*MATERIAL SHOWN*
• • • • • • •

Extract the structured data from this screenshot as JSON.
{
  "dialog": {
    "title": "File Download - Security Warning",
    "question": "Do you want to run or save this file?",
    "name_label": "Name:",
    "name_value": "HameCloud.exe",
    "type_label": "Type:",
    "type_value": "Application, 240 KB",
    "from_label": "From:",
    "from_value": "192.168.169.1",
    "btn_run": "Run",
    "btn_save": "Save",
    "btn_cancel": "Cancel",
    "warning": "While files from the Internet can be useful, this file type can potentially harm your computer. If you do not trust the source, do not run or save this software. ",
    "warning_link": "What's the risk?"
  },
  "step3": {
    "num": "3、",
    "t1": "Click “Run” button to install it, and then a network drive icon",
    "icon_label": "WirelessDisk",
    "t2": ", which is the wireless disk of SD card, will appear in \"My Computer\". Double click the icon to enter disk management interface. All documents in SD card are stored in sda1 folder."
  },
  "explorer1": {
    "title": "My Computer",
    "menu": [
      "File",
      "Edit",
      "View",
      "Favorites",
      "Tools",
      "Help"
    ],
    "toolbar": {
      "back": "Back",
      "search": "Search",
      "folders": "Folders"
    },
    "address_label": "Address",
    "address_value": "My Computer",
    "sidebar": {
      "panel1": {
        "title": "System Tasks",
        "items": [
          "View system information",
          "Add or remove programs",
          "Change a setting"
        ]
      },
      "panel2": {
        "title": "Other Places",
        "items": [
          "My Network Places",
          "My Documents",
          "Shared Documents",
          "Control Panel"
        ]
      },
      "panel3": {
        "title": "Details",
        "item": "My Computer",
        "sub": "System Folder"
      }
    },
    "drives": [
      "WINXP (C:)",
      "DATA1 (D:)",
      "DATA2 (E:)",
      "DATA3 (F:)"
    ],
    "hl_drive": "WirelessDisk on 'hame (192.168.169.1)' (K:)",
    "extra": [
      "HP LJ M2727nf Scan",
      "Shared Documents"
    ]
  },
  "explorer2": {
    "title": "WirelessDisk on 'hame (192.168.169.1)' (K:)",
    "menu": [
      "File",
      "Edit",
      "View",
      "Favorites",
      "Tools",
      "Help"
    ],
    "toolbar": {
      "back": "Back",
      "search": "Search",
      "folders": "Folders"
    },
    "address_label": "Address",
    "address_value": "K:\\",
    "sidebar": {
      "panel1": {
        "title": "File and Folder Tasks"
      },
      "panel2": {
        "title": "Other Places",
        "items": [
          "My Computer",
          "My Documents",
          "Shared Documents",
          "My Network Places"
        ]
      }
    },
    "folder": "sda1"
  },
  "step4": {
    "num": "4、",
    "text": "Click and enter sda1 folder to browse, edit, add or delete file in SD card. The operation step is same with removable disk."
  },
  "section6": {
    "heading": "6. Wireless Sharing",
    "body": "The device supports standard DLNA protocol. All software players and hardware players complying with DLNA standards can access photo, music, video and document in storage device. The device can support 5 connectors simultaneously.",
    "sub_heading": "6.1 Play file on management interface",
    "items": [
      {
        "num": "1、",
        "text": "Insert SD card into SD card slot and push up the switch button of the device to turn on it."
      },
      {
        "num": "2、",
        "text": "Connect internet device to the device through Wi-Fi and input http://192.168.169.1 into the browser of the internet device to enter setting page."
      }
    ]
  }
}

• • • • • • •

*DIRECTIONS*
The records above should be repeated in full, exactly as given.

*RESPONSE TO THIS EXERCISE*
Extract the structured data from this screenshot as JSON.
{
  "dialog": {
    "title": "File Download - Security Warning",
    "question": "Do you want to run or save this file?",
    "name_label": "Name:",
    "name_value": "HameCloud.exe",
    "type_label": "Type:",
    "type_value": "Application, 240 KB",
    "from_label": "From:",
    "from_value": "192.168.169.1",
    "btn_run": "Run",
    "btn_save": "Save",
    "btn_cancel": "Cancel",
    "warning": "While files from the Internet can be useful, this file type can potentially harm your computer. If you do not trust the source, do not run or save this software. ",
    "warning_link": "What's the risk?"
  },
  "step3": {
    "num": "3、",
    "t1": "Click “Run” button to install it, and then a network drive icon",
    "icon_label": "WirelessDisk",
    "t2": ", which is the wireless disk of SD card, will appear in \"My Computer\". Double click the icon to enter disk management interface. All documents in SD card are stored in sda1 folder."
  },
  "explorer1": {
    "title": "My Computer",
    "menu": [
      "File",
      "Edit",
      "View",
      "Favorites",
      "Tools",
      "Help"
    ],
    "toolbar": {
      "back": "Back",
      "search": "Search",
      "folders": "Folders"
    },
    "address_label": "Address",
    "address_value": "My Computer",
    "sidebar": {
      "panel1": {
        "title": "System Tasks",
        "items": [
          "View system information",
          "Add or remove programs",
          "Change a setting"
        ]
      },
      "panel2": {
        "title": "Other Places",
        "items": [
          "My Network Places",
          "My Documents",
          "Shared Documents",
          "Control Panel"
        ]
      },
      "panel3": {
        "title": "Details",
        "item": "My Computer",
        "sub": "System Folder"
      }
    },
    "drives": [
      "WINXP (C:)",
      "DATA1 (D:)",
      "DATA2 (E:)",
      "DATA3 (F:)"
    ],
    "hl_drive": "WirelessDisk on 'hame (192.168.169.1)' (K:)",
    "extra": [
      "HP LJ M2727nf Scan",
      "Shared Documents"
    ]
  },
  "explorer2": {
    "title": "WirelessDisk on 'hame (192.168.169.1)' (K:)",
    "menu": [
      "File",
      "Edit",
      "View",
      "Favorites",
      "Tools",
      "Help"
    ],
    "toolbar": {
      "back": "Back",
      "search": "Search",
      "folders": "Folders"
    },
    "address_label": "Address",
    "address_value": "K:\\",
    "sidebar": {
      "panel1": {
        "title": "File and Folder Tasks"
      },
      "panel2": {
        "title": "Other Places",
        "items": [
          "My Computer",
          "My Documents",
          "Shared Documents",
          "My Network Places"
        ]
      }
    },
    "folder": "sda1"
  },
  "step4": {
    "num": "4、",
    "text": "Click and enter sda1 folder to browse, edit, add or delete file in SD card. The operation step is same with removable disk."
  },
  "section6": {
    "heading": "6. Wireless Sharing",
    "body": "The device supports standard DLNA protocol. All software players and hardware players complying with DLNA standards can access photo, music, video and document in storage device. The device can support 5 connectors simultaneously.",
    "sub_heading": "6.1 Play file on management interface",
    "items": [
      {
        "num": "1、",
        "text": "Insert SD card into SD card slot and push up the switch button of the device to turn on it."
      },
      {
        "num": "2、",
        "text": "Connect internet device to the device through Wi-Fi and input http://192.168.169.1 into the browser of the internet device to enter setting page."
      }
    ]
  }
}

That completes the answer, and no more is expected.